**Exercise**.
Among the entries, which lines carry the string "name"? Copy each of them.

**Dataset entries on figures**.
----
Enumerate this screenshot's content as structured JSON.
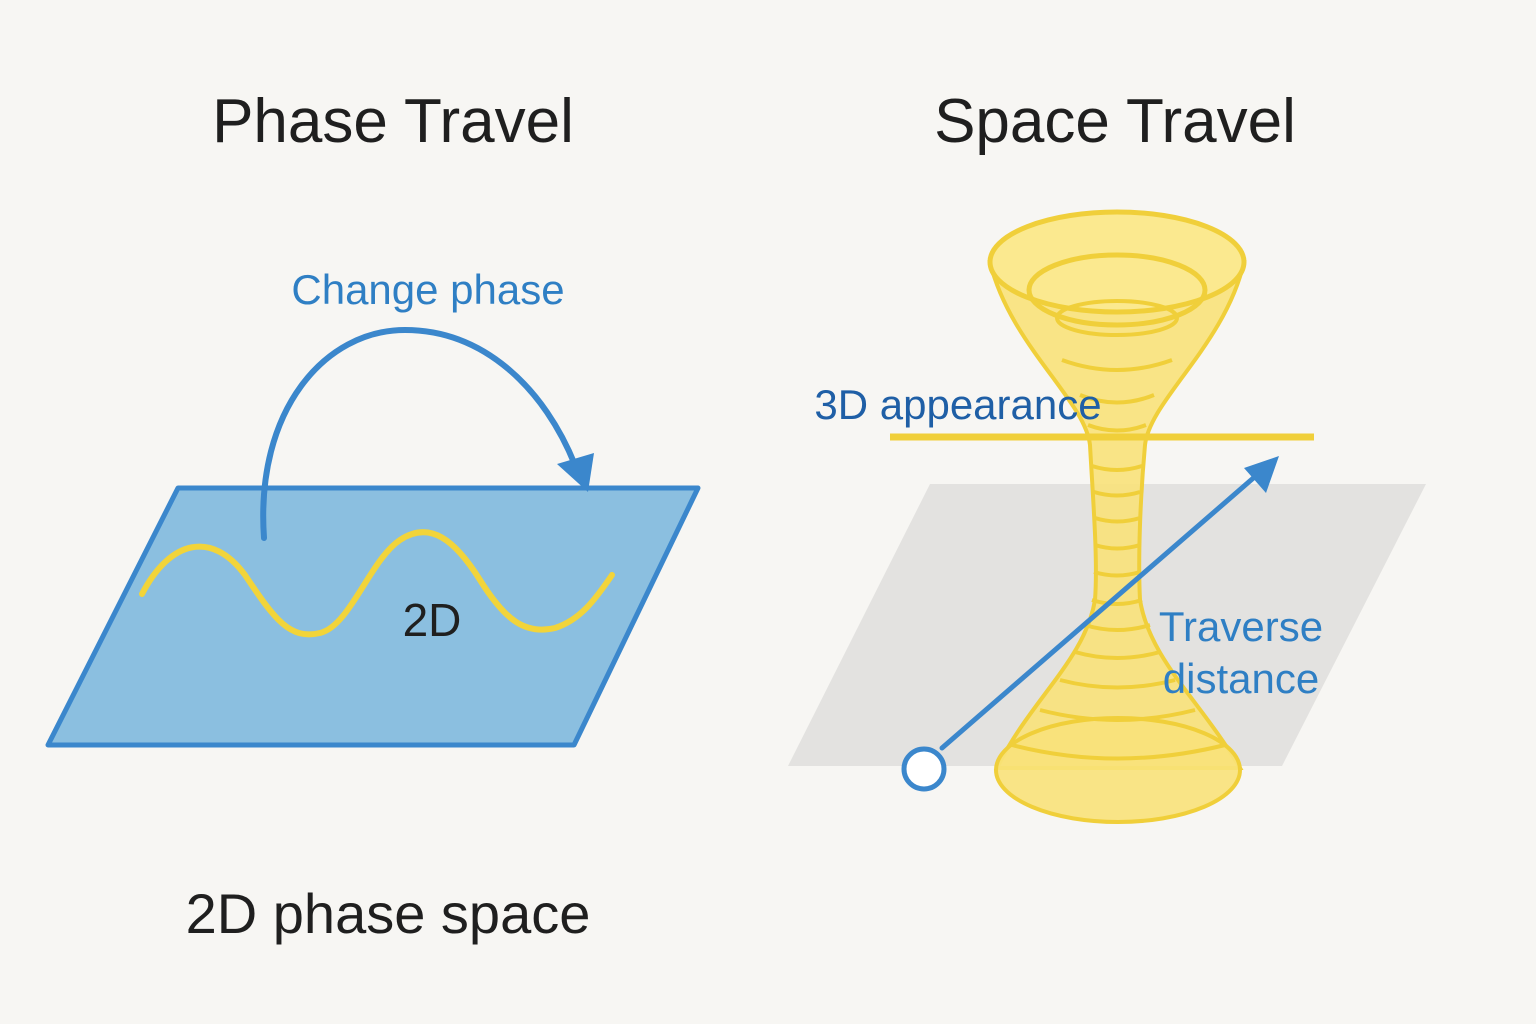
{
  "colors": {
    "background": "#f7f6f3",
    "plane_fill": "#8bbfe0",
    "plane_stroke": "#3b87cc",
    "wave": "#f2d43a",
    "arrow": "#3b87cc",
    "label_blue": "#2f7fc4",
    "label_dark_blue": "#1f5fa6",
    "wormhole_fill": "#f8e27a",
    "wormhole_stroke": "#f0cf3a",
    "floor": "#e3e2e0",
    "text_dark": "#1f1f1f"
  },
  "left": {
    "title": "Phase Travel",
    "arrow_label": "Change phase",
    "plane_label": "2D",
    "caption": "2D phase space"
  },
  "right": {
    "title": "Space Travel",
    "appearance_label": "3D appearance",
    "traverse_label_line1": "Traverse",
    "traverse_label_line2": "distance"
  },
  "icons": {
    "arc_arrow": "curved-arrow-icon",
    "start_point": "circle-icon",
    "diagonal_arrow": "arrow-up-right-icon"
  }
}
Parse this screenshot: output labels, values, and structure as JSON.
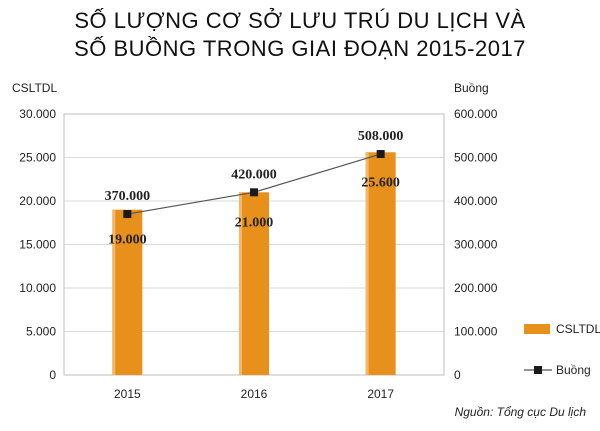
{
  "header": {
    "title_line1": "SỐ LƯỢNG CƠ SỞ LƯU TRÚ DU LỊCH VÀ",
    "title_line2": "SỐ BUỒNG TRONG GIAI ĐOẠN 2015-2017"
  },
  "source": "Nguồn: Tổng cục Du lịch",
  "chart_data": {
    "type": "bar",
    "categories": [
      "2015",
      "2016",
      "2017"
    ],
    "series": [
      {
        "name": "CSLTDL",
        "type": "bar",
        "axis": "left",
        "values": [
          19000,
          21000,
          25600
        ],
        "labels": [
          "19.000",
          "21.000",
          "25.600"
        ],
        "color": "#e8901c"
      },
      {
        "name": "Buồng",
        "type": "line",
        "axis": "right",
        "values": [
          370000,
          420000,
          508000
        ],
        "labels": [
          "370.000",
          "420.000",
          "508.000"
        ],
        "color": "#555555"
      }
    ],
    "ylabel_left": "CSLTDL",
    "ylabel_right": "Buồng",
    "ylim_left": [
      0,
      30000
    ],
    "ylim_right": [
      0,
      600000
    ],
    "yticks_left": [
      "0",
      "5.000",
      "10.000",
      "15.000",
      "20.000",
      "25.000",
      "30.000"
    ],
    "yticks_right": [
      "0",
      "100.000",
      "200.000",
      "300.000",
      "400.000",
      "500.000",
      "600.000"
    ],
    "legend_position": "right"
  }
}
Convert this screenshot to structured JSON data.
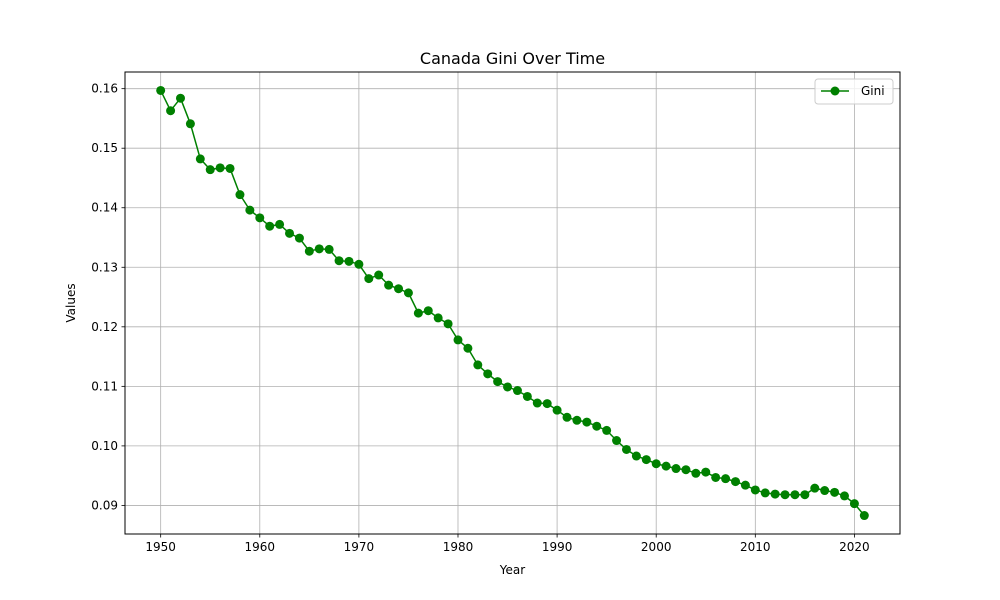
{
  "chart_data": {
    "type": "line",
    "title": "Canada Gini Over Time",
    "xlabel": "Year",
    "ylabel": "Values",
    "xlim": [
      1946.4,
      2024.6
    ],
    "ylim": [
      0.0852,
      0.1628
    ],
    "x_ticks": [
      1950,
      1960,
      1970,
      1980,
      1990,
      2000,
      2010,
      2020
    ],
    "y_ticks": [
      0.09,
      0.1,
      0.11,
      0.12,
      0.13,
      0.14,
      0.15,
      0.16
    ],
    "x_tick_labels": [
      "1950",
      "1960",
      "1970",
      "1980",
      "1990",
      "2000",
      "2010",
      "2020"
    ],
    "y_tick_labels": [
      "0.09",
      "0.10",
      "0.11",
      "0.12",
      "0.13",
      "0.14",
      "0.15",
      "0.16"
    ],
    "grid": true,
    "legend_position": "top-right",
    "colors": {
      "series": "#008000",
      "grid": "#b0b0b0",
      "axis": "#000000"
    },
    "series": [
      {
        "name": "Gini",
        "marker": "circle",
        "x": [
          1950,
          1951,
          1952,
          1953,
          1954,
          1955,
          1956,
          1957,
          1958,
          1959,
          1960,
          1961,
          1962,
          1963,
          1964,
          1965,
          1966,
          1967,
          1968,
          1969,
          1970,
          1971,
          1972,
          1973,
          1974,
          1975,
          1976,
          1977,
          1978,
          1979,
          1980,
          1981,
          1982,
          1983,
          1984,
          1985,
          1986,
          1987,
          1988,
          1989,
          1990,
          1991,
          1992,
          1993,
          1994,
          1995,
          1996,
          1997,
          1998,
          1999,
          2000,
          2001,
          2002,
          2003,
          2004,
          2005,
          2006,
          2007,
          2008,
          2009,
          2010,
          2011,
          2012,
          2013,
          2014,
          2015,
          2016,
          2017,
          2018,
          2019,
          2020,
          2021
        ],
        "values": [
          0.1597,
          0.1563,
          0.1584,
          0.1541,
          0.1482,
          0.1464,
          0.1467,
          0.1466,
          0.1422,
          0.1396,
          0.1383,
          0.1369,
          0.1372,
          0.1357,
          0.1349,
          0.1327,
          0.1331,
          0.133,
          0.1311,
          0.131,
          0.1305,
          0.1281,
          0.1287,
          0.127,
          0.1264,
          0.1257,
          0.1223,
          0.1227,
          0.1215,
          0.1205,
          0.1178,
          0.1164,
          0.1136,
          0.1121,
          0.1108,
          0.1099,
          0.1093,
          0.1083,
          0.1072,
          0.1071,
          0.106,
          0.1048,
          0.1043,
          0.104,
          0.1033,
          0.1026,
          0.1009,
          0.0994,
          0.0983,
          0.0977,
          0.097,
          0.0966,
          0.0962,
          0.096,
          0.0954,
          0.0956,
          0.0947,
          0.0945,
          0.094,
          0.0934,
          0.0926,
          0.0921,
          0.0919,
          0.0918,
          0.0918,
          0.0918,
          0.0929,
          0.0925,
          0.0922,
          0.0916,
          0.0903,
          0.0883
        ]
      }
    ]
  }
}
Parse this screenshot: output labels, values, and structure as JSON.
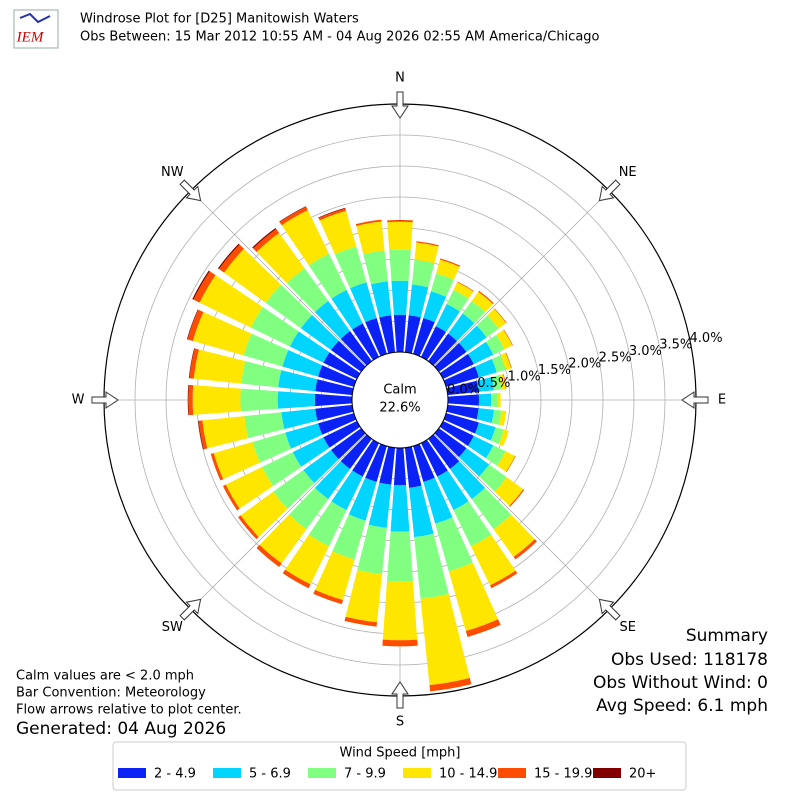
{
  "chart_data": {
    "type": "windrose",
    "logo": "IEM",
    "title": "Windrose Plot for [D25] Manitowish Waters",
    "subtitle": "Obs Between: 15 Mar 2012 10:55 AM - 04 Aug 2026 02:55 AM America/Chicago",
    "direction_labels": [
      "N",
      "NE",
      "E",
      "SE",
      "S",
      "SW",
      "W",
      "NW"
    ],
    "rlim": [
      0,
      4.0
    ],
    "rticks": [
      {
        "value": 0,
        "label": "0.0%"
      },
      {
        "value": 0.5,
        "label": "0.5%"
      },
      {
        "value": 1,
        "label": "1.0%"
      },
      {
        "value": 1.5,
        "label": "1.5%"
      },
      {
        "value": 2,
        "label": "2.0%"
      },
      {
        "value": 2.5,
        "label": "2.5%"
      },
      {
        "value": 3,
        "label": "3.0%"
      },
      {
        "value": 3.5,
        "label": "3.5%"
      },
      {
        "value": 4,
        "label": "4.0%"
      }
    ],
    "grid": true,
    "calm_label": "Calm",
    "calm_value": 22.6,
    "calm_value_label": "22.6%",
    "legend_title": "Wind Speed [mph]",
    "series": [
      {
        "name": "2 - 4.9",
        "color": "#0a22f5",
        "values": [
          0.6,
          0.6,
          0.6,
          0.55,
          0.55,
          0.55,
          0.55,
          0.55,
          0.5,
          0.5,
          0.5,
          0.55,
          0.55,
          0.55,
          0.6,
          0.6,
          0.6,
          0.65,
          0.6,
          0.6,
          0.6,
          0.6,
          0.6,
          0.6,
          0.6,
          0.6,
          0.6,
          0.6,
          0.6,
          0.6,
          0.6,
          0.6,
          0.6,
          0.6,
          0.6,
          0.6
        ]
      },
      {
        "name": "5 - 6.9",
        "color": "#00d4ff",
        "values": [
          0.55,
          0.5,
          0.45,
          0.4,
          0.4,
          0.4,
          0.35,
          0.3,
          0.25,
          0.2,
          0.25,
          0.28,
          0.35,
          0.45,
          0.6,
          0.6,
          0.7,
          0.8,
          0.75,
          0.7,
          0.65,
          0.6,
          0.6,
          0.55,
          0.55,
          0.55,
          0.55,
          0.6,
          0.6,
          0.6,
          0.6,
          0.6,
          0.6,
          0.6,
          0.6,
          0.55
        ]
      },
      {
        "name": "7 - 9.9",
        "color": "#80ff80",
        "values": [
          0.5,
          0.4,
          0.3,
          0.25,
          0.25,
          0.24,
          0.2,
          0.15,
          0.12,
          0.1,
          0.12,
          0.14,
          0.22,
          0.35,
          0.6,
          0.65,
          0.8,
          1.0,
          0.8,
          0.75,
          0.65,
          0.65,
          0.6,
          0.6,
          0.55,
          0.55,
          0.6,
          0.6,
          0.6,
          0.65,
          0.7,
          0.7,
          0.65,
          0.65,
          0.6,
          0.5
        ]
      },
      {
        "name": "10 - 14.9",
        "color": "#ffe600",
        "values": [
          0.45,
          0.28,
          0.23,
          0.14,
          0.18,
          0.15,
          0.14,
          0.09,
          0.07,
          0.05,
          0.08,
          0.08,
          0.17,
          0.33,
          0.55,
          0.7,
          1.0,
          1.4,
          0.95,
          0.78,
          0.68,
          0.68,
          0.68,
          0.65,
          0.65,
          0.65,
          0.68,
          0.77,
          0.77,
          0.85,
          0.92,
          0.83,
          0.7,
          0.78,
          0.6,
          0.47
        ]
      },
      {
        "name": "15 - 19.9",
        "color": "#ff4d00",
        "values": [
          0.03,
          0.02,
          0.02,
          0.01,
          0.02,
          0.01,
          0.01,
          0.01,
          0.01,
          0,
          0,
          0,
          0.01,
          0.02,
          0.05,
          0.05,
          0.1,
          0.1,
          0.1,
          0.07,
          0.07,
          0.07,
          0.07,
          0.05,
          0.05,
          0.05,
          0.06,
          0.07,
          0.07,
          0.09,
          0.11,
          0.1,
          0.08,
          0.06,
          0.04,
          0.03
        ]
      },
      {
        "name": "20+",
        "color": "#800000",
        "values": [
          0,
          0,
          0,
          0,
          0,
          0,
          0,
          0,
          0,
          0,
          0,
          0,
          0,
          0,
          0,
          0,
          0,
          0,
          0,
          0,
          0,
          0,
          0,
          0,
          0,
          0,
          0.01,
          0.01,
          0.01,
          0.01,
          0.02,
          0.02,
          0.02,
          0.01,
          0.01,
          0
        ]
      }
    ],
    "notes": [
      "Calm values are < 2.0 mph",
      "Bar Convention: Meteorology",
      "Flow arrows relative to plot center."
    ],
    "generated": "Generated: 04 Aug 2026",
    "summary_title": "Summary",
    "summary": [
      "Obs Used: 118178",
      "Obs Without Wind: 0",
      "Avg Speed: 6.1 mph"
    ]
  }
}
----
**Answer to the problem**.
        "name": "CSLTDL",
        "name": "Buồng",
        "name": "Gini",
        "name": "2 - 4.9",
        "name": "5 - 6.9",
        "name": "7 - 9.9",
        "name": "10 - 14.9",
        "name": "15 - 19.9",
        "name": "20+",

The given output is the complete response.